- **PROBLEM STATEMENT**:
Skip the pictures and repeat each line of the data exactly.

- **DATA FOR THE TASK**:

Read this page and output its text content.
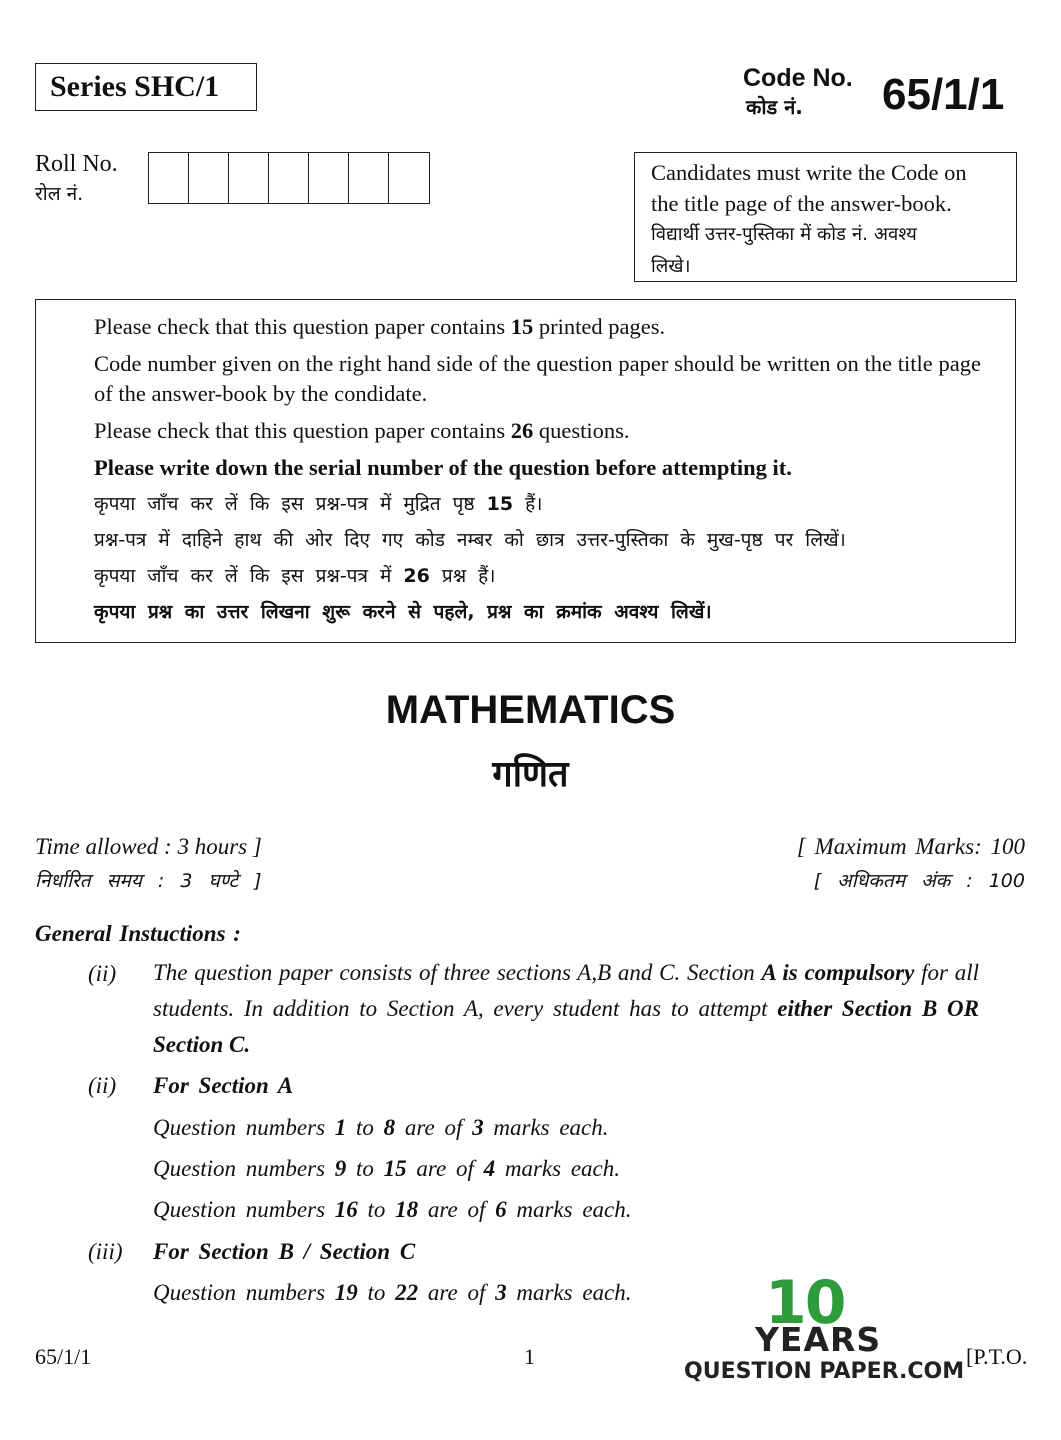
Series SHC/1	Code No.
कोड नं. 65/1/1
Roll No.
रोल नं.
Candidates must write the Code on
the title page of the answer-book.
विद्यार्थी उत्तर-पुस्तिका में कोड नं. अवश्य
लिखे।

Please check that this question paper contains 15 printed pages.

Code number given on the right hand side of the question paper should be written on the title page of the answer-book by the condidate.

Please check that this question paper contains 26 questions.

Please write down the serial number of the question before attempting it.

कृपया जाँच कर लें कि इस प्रश्न-पत्र में मुद्रित पृष्ठ 15 हैं।

प्रश्न-पत्र में दाहिने हाथ की ओर दिए गए कोड नम्बर को छात्र उत्तर-पुस्तिका के मुख-पृष्ठ पर लिखें।

कृपया जाँच कर लें कि इस प्रश्न-पत्र में 26 प्रश्न हैं।

कृपया प्रश्न का उत्तर लिखना शुरू करने से पहले, प्रश्न का क्रमांक अवश्य लिखें।

MATHEMATICS
गणित
Time allowed : 3 hours ]
निर्धारित समय : 3 घण्टे ]
[ Maximum Marks: 100
[ अधिकतम अंक : 100
General Instuctions :
(ii) The question paper consists of three sections A,B and C. Section A is compulsory for all students. In addition to Section A, every student has to attempt either Section B OR Section C.
(ii) For Section A
Question numbers 1 to 8 are of 3 marks each.
Question numbers 9 to 15 are of 4 marks each.
Question numbers 16 to 18 are of 6 marks each.
(iii) For Section B / Section C
Question numbers 19 to 22 are of 3 marks each. 10
YEARS
QUESTION PAPER.COM
65/1/1	1	[P.T.O.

- **WRITTEN SOLUTION**:
Read this page and output its text content.
Series SHC/1	Code No.
कोड नं. 65/1/1
Roll No.
रोल नं.
Candidates must write the Code on
the title page of the answer-book.
विद्यार्थी उत्तर-पुस्तिका में कोड नं. अवश्य
लिखे।

Please check that this question paper contains 15 printed pages.

Code number given on the right hand side of the question paper should be written on the title page of the answer-book by the condidate.

Please check that this question paper contains 26 questions.

Please write down the serial number of the question before attempting it.

कृपया जाँच कर लें कि इस प्रश्न-पत्र में मुद्रित पृष्ठ 15 हैं।

प्रश्न-पत्र में दाहिने हाथ की ओर दिए गए कोड नम्बर को छात्र उत्तर-पुस्तिका के मुख-पृष्ठ पर लिखें।

कृपया जाँच कर लें कि इस प्रश्न-पत्र में 26 प्रश्न हैं।

कृपया प्रश्न का उत्तर लिखना शुरू करने से पहले, प्रश्न का क्रमांक अवश्य लिखें।

MATHEMATICS
गणित
Time allowed : 3 hours ]
निर्धारित समय : 3 घण्टे ]
[ Maximum Marks: 100
[ अधिकतम अंक : 100
General Instuctions :
(ii) The question paper consists of three sections A,B and C. Section A is compulsory for all students. In addition to Section A, every student has to attempt either Section B OR Section C.
(ii) For Section A
Question numbers 1 to 8 are of 3 marks each.
Question numbers 9 to 15 are of 4 marks each.
Question numbers 16 to 18 are of 6 marks each.
(iii) For Section B / Section C
Question numbers 19 to 22 are of 3 marks each. 10
YEARS
QUESTION PAPER.COM
65/1/1	1	[P.T.O.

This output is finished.